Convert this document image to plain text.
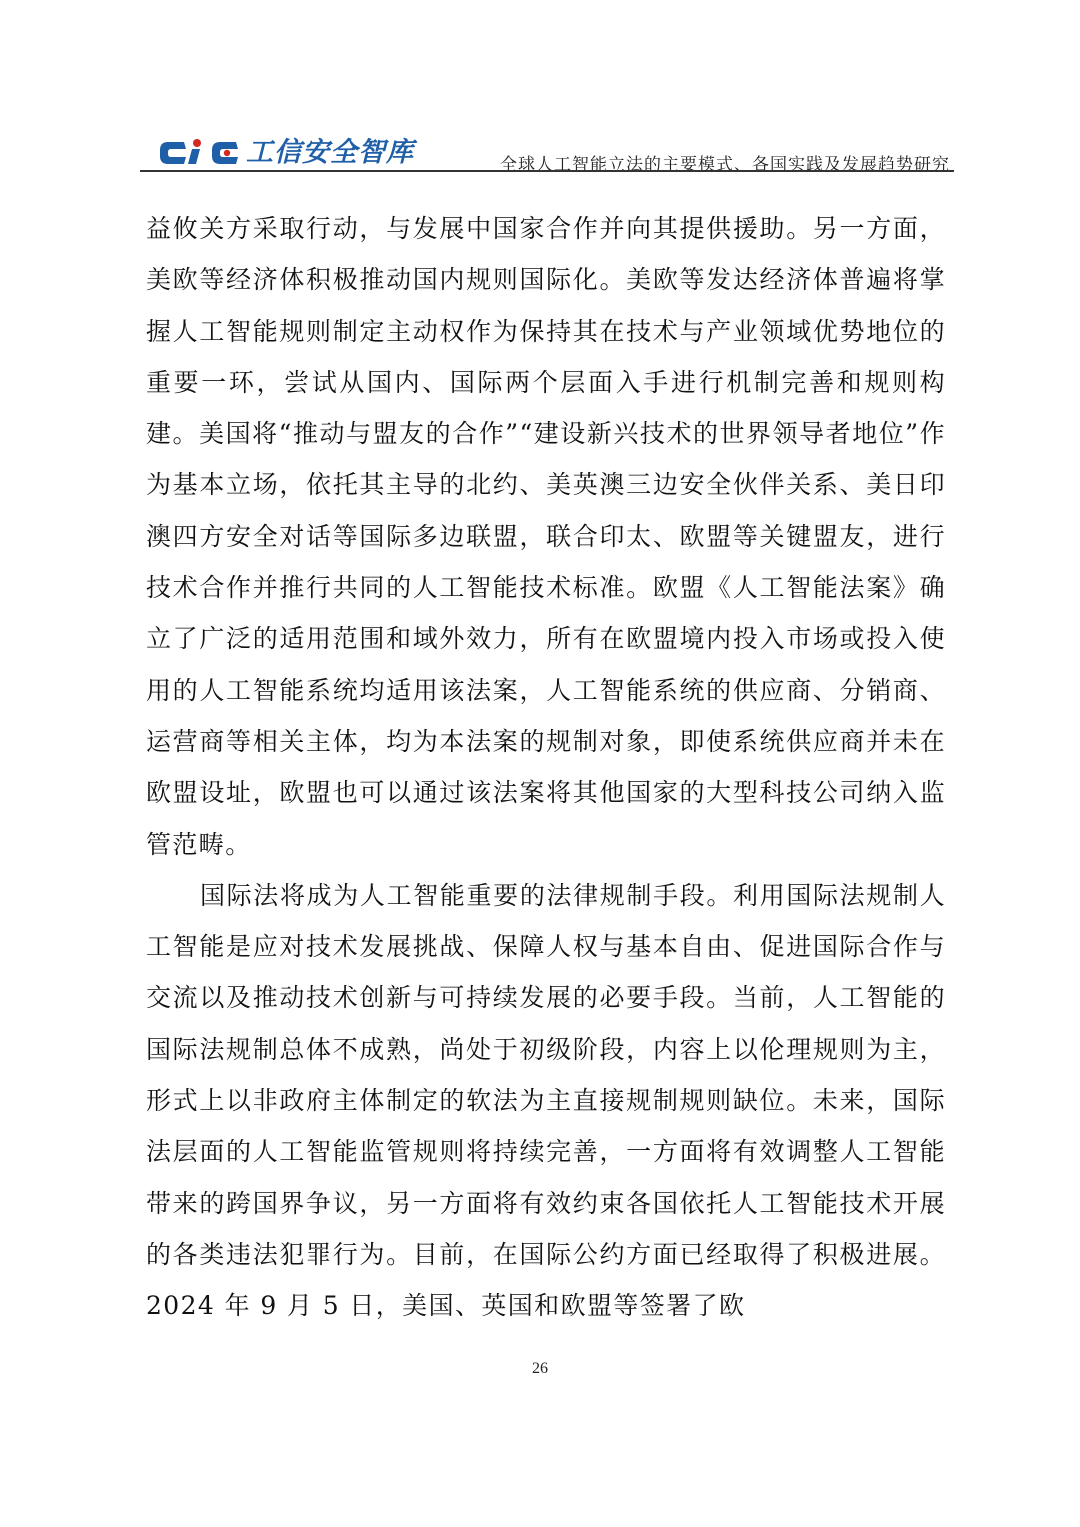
工信安全智库	全球人工智能立法的主要模式、各国实践及发展趋势研究

益攸关方采取行动，与发展中国家合作并向其提供援助。另一方面，美欧等经济体积极推动国内规则国际化。美欧等发达经济体普遍将掌握人工智能规则制定主动权作为保持其在技术与产业领域优势地位的重要一环，尝试从国内、国际两个层面入手进行机制完善和规则构建。美国将“推动与盟友的合作”“建设新兴技术的世界领导者地位”作为基本立场，依托其主导的北约、美英澳三边安全伙伴关系、美日印澳四方安全对话等国际多边联盟，联合印太、欧盟等关键盟友，进行技术合作并推行共同的人工智能技术标准。欧盟《人工智能法案》确立了广泛的适用范围和域外效力，所有在欧盟境内投入市场或投入使用的人工智能系统均适用该法案，人工智能系统的供应商、分销商、运营商等相关主体，均为本法案的规制对象，即使系统供应商并未在欧盟设址，欧盟也可以通过该法案将其他国家的大型科技公司纳入监管范畴。

国际法将成为人工智能重要的法律规制手段。利用国际法规制人工智能是应对技术发展挑战、保障人权与基本自由、促进国际合作与交流以及推动技术创新与可持续发展的必要手段。当前，人工智能的国际法规制总体不成熟，尚处于初级阶段，内容上以伦理规则为主，形式上以非政府主体制定的软法为主直接规制规则缺位。未来，国际法层面的人工智能监管规则将持续完善，一方面将有效调整人工智能带来的跨国界争议，另一方面将有效约束各国依托人工智能技术开展的各类违法犯罪行为。目前，在国际公约方面已经取得了积极进展。2024 年 9 月 5 日，美国、英国和欧盟等签署了欧

26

= = = =

**Problem requirements:** Transcribe the full listing above exactly as it stands, minus the pictures.

**Reply:**
Convert this document image to plain text.
工信安全智库	全球人工智能立法的主要模式、各国实践及发展趋势研究

益攸关方采取行动，与发展中国家合作并向其提供援助。另一方面，美欧等经济体积极推动国内规则国际化。美欧等发达经济体普遍将掌握人工智能规则制定主动权作为保持其在技术与产业领域优势地位的重要一环，尝试从国内、国际两个层面入手进行机制完善和规则构建。美国将“推动与盟友的合作”“建设新兴技术的世界领导者地位”作为基本立场，依托其主导的北约、美英澳三边安全伙伴关系、美日印澳四方安全对话等国际多边联盟，联合印太、欧盟等关键盟友，进行技术合作并推行共同的人工智能技术标准。欧盟《人工智能法案》确立了广泛的适用范围和域外效力，所有在欧盟境内投入市场或投入使用的人工智能系统均适用该法案，人工智能系统的供应商、分销商、运营商等相关主体，均为本法案的规制对象，即使系统供应商并未在欧盟设址，欧盟也可以通过该法案将其他国家的大型科技公司纳入监管范畴。

国际法将成为人工智能重要的法律规制手段。利用国际法规制人工智能是应对技术发展挑战、保障人权与基本自由、促进国际合作与交流以及推动技术创新与可持续发展的必要手段。当前，人工智能的国际法规制总体不成熟，尚处于初级阶段，内容上以伦理规则为主，形式上以非政府主体制定的软法为主直接规制规则缺位。未来，国际法层面的人工智能监管规则将持续完善，一方面将有效调整人工智能带来的跨国界争议，另一方面将有效约束各国依托人工智能技术开展的各类违法犯罪行为。目前，在国际公约方面已经取得了积极进展。2024 年 9 月 5 日，美国、英国和欧盟等签署了欧

26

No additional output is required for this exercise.